Extracted entries:
****************************************

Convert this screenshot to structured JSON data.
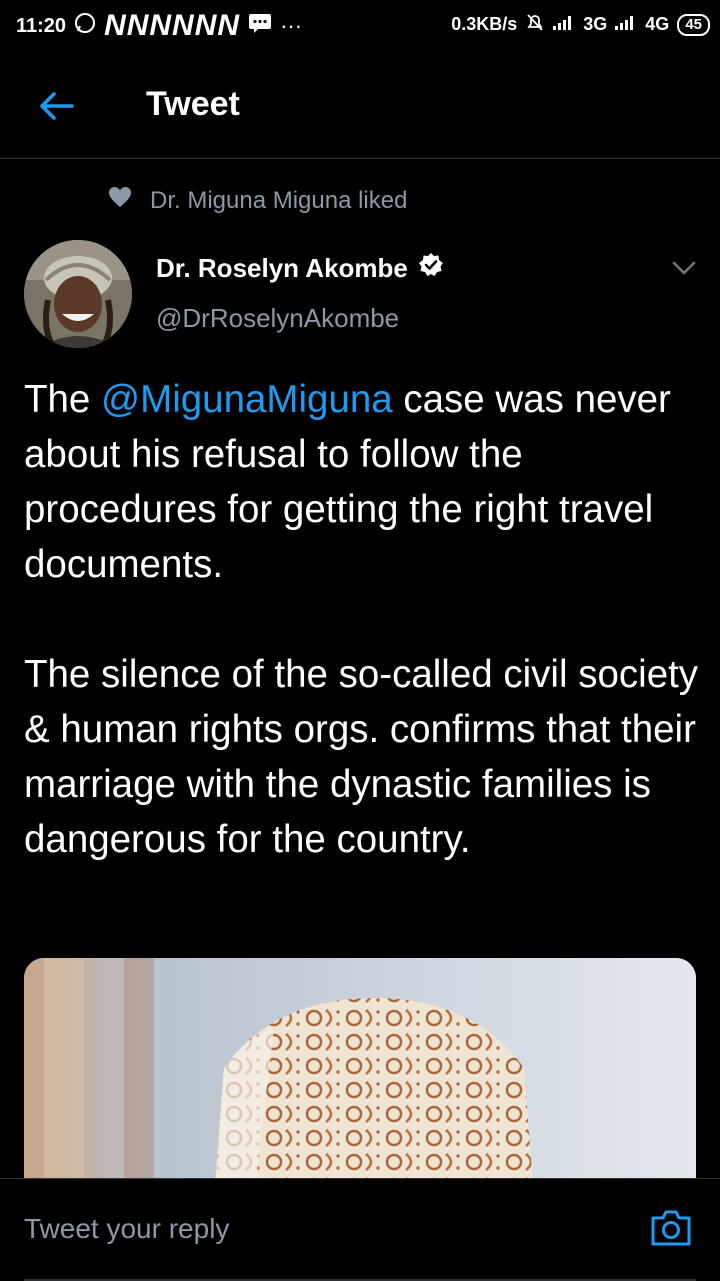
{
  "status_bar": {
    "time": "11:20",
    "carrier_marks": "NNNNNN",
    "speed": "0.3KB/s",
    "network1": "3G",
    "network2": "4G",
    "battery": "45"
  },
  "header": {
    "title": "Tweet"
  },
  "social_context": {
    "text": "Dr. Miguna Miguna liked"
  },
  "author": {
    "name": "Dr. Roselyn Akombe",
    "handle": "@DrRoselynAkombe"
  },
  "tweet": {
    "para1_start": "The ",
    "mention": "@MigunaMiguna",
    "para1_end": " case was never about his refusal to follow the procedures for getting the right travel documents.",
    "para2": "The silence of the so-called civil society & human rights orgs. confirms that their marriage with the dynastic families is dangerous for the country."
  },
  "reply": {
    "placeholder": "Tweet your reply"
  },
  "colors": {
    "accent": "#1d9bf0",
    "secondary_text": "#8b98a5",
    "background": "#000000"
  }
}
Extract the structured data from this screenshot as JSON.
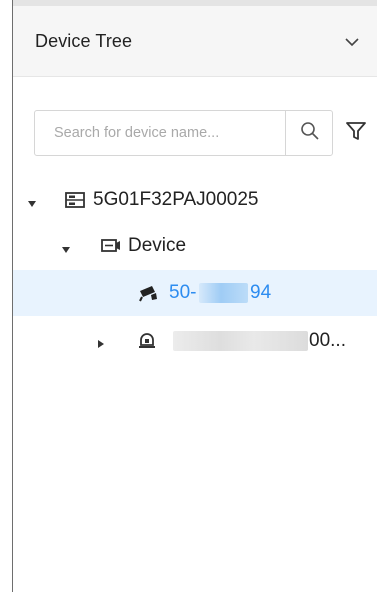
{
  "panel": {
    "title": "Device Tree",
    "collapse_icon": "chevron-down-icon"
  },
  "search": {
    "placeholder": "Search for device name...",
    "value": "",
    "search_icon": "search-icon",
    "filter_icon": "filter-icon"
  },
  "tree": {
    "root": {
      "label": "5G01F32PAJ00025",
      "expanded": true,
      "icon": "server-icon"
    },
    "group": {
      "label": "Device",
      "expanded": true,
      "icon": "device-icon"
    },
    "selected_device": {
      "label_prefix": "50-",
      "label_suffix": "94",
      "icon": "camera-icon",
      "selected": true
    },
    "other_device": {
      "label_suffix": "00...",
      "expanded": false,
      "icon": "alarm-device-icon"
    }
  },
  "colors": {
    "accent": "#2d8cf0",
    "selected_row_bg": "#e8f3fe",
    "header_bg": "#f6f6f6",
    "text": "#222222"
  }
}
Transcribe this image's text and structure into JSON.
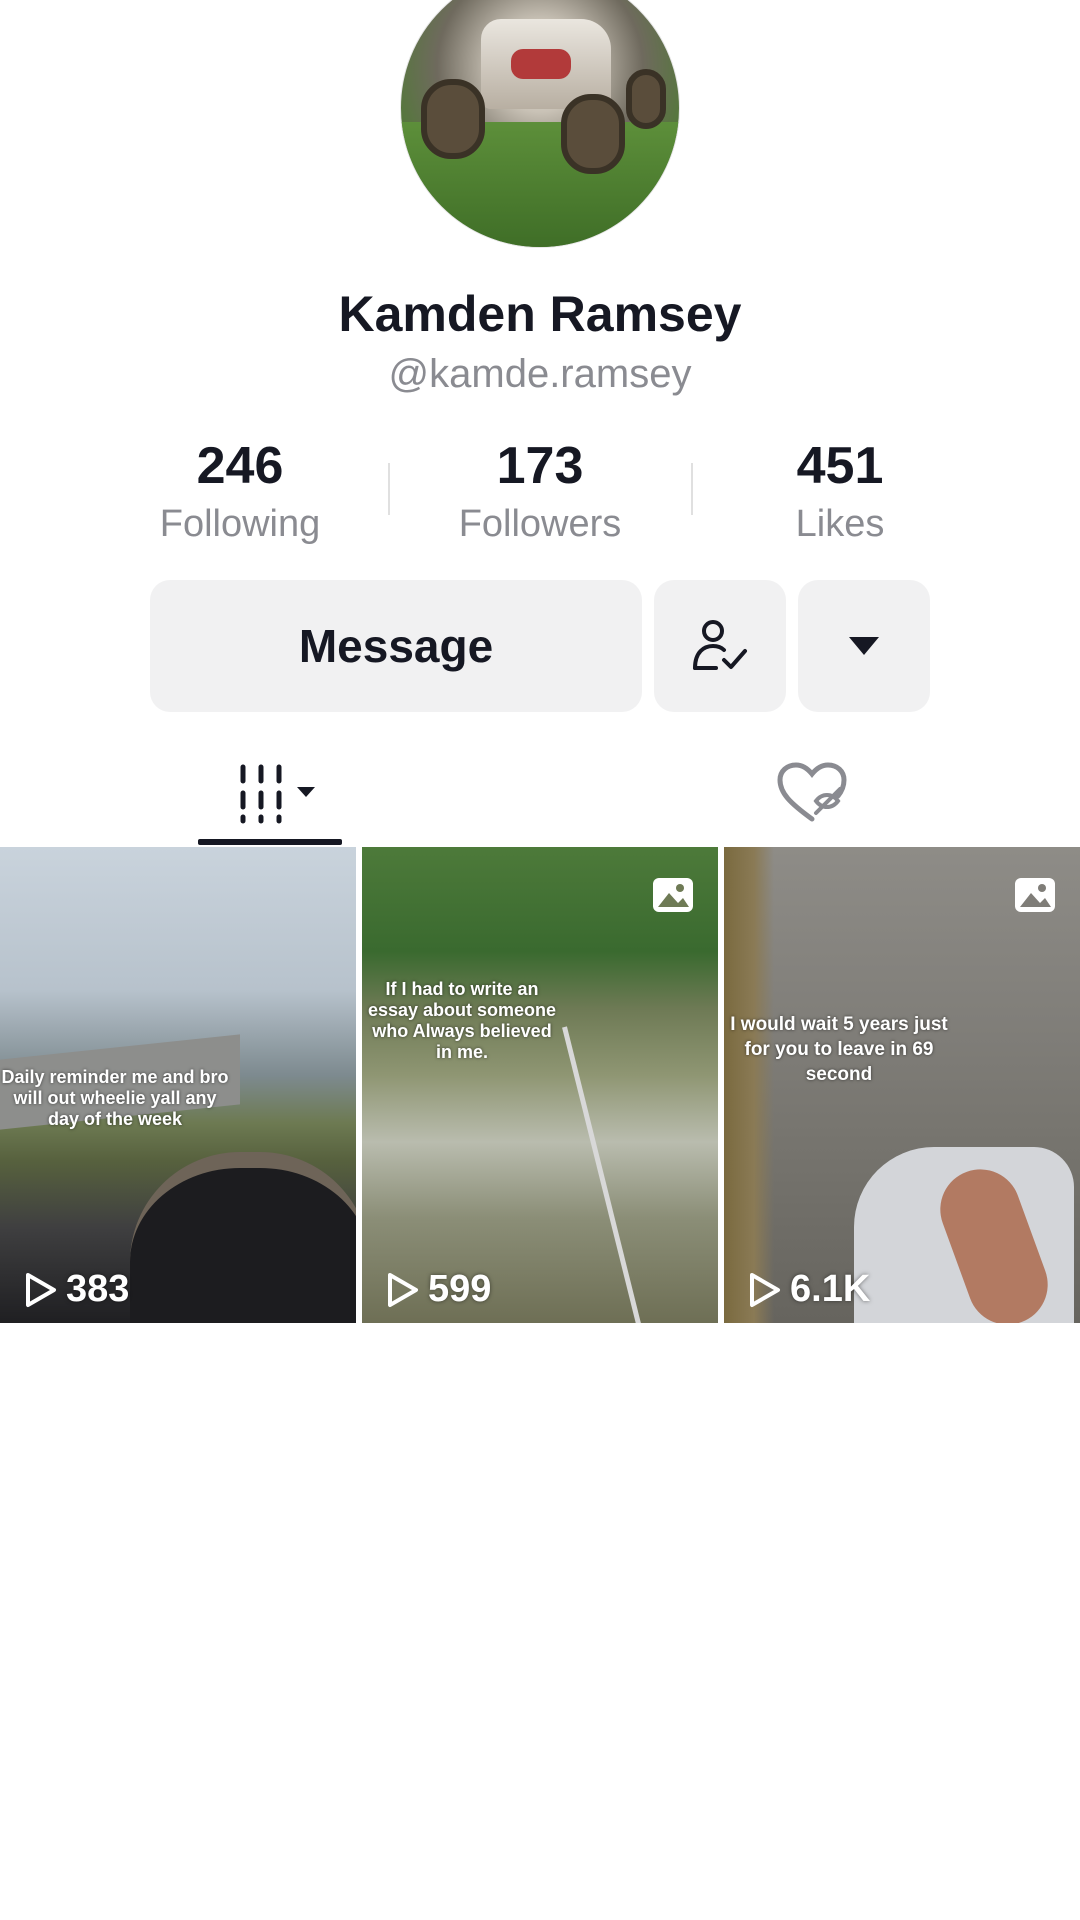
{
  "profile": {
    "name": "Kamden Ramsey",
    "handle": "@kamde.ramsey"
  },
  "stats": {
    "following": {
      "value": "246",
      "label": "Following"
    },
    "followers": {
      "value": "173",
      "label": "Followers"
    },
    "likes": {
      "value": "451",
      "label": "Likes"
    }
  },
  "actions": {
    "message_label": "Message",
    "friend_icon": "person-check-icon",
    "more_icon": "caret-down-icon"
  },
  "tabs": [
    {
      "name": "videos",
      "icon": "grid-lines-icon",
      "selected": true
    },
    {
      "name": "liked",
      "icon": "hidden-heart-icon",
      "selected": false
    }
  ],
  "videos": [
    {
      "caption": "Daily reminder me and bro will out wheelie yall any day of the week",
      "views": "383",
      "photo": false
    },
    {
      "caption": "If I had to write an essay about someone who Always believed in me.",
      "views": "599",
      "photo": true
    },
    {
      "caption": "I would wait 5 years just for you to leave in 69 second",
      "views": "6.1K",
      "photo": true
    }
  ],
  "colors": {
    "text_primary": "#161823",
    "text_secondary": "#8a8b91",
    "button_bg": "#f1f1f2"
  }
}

****************************************

What the task requires:
Transcribe the whole listing, character for character, but not its images.

Task response:
Convert this screenshot to structured JSON data.
{
  "status_bar": {
    "time": "11:20",
    "carrier_marks": "NNNNNN",
    "speed": "0.3KB/s",
    "network1": "3G",
    "network2": "4G",
    "battery": "45"
  },
  "header": {
    "title": "Tweet"
  },
  "social_context": {
    "text": "Dr. Miguna Miguna liked"
  },
  "author": {
    "name": "Dr. Roselyn Akombe",
    "handle": "@DrRoselynAkombe"
  },
  "tweet": {
    "para1_start": "The ",
    "mention": "@MigunaMiguna",
    "para1_end": " case was never about his refusal to follow the procedures for getting the right travel documents.",
    "para2": "The silence of the so-called civil society & human rights orgs. confirms that their marriage with the dynastic families is dangerous for the country."
  },
  "reply": {
    "placeholder": "Tweet your reply"
  },
  "colors": {
    "accent": "#1d9bf0",
    "secondary_text": "#8b98a5",
    "background": "#000000"
  }
}
Extract the structured data from this screenshot as JSON.
{
  "panel": {
    "title": "Device Tree",
    "collapse_icon": "chevron-down-icon"
  },
  "search": {
    "placeholder": "Search for device name...",
    "value": "",
    "search_icon": "search-icon",
    "filter_icon": "filter-icon"
  },
  "tree": {
    "root": {
      "label": "5G01F32PAJ00025",
      "expanded": true,
      "icon": "server-icon"
    },
    "group": {
      "label": "Device",
      "expanded": true,
      "icon": "device-icon"
    },
    "selected_device": {
      "label_prefix": "50-",
      "label_suffix": "94",
      "icon": "camera-icon",
      "selected": true
    },
    "other_device": {
      "label_suffix": "00...",
      "expanded": false,
      "icon": "alarm-device-icon"
    }
  },
  "colors": {
    "accent": "#2d8cf0",
    "selected_row_bg": "#e8f3fe",
    "header_bg": "#f6f6f6",
    "text": "#222222"
  }
}
Transcribe this image's text and structure into JSON.
{
  "profile": {
    "name": "Kamden Ramsey",
    "handle": "@kamde.ramsey"
  },
  "stats": {
    "following": {
      "value": "246",
      "label": "Following"
    },
    "followers": {
      "value": "173",
      "label": "Followers"
    },
    "likes": {
      "value": "451",
      "label": "Likes"
    }
  },
  "actions": {
    "message_label": "Message",
    "friend_icon": "person-check-icon",
    "more_icon": "caret-down-icon"
  },
  "tabs": [
    {
      "name": "videos",
      "icon": "grid-lines-icon",
      "selected": true
    },
    {
      "name": "liked",
      "icon": "hidden-heart-icon",
      "selected": false
    }
  ],
  "videos": [
    {
      "caption": "Daily reminder me and bro will out wheelie yall any day of the week",
      "views": "383",
      "photo": false
    },
    {
      "caption": "If I had to write an essay about someone who Always believed in me.",
      "views": "599",
      "photo": true
    },
    {
      "caption": "I would wait 5 years just for you to leave in 69 second",
      "views": "6.1K",
      "photo": true
    }
  ],
  "colors": {
    "text_primary": "#161823",
    "text_secondary": "#8a8b91",
    "button_bg": "#f1f1f2"
  }
}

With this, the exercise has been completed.